[Data in this exercise start]

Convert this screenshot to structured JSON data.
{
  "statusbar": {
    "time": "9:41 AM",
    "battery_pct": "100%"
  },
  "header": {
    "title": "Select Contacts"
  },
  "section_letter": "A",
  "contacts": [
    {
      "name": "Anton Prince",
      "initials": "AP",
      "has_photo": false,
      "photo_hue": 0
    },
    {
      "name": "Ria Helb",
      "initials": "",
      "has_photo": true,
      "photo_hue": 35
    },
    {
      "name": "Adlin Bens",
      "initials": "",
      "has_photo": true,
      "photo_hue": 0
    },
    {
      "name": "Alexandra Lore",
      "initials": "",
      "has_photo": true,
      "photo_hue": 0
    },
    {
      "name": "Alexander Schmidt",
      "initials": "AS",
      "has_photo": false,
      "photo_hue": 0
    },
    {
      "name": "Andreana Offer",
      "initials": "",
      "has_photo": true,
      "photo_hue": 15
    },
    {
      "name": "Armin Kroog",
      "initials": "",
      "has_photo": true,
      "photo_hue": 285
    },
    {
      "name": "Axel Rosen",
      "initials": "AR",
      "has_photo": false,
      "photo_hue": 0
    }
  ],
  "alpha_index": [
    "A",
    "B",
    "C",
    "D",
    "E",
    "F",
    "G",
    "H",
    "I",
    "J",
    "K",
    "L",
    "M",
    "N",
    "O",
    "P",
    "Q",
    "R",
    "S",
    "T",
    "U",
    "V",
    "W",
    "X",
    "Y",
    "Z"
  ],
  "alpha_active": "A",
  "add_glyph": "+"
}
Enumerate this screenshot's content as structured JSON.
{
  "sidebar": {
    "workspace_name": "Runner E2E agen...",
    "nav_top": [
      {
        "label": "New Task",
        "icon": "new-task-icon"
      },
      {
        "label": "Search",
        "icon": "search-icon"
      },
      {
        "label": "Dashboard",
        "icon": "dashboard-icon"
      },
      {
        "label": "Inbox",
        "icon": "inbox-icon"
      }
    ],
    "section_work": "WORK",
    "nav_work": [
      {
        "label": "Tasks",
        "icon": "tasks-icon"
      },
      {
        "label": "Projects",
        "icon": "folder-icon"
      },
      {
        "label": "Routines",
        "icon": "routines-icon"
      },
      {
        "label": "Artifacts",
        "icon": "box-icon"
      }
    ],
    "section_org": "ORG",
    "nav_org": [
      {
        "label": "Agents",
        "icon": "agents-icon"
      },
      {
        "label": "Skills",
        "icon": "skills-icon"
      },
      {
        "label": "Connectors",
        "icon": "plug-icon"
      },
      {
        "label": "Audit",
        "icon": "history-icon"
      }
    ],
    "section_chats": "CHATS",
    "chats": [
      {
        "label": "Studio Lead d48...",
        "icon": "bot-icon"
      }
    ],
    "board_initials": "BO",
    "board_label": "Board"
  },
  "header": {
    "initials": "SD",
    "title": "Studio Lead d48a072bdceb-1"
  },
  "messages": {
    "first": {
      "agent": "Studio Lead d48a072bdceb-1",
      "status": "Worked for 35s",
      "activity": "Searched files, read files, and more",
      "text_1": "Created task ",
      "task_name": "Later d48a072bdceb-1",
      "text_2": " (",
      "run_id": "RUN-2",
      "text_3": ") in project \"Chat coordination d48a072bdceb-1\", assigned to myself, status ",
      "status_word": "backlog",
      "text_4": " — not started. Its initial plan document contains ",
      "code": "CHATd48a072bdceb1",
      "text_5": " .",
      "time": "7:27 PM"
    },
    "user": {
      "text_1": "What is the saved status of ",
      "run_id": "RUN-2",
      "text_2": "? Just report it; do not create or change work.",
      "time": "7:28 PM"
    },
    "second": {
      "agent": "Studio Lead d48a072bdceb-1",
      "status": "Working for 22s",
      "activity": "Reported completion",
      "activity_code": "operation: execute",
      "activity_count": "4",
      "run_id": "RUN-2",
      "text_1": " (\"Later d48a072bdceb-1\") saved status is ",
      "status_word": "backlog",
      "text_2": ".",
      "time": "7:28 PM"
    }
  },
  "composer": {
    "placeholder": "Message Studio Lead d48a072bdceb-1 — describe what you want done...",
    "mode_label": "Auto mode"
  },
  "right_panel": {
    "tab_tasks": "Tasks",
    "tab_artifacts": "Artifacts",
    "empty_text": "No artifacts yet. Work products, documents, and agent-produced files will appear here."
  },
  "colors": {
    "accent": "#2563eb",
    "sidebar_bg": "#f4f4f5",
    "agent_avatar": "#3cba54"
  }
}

[Data in this exercise end]

Exercise instructions - From the entries, report each line that includes the word "screenshot".

Answer for this exercise -
Convert this screenshot to structured JSON data.
Enumerate this screenshot's content as structured JSON.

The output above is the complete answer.